**The problem**
Say how many lines contain "службы", using only the number.

**Exercise material**
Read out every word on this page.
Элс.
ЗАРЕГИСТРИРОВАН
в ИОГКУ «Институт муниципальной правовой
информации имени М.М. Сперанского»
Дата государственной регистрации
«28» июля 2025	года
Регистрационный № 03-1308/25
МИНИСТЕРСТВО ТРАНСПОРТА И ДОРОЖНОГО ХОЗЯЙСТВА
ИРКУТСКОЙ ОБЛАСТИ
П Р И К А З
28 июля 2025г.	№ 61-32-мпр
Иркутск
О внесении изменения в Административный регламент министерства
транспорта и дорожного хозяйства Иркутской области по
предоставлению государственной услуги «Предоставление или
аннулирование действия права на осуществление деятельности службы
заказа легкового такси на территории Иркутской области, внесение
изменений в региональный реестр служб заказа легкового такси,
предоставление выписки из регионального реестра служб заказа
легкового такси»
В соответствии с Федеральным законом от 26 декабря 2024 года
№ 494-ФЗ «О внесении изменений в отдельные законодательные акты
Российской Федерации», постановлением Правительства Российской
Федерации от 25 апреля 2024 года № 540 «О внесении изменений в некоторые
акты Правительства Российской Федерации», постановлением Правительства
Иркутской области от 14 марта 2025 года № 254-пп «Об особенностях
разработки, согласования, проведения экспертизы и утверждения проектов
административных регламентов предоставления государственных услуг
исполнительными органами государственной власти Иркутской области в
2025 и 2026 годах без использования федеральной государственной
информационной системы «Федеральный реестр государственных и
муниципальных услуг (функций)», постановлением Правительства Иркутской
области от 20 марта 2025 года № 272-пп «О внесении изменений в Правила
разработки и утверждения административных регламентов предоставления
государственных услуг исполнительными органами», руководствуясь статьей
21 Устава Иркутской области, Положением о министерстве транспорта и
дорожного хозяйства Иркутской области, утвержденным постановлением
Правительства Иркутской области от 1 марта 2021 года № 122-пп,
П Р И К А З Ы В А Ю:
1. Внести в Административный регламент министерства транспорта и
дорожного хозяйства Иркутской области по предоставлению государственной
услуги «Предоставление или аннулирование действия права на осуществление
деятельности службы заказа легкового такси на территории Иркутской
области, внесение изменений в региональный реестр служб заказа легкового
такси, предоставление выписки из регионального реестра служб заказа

**Solved problem**
2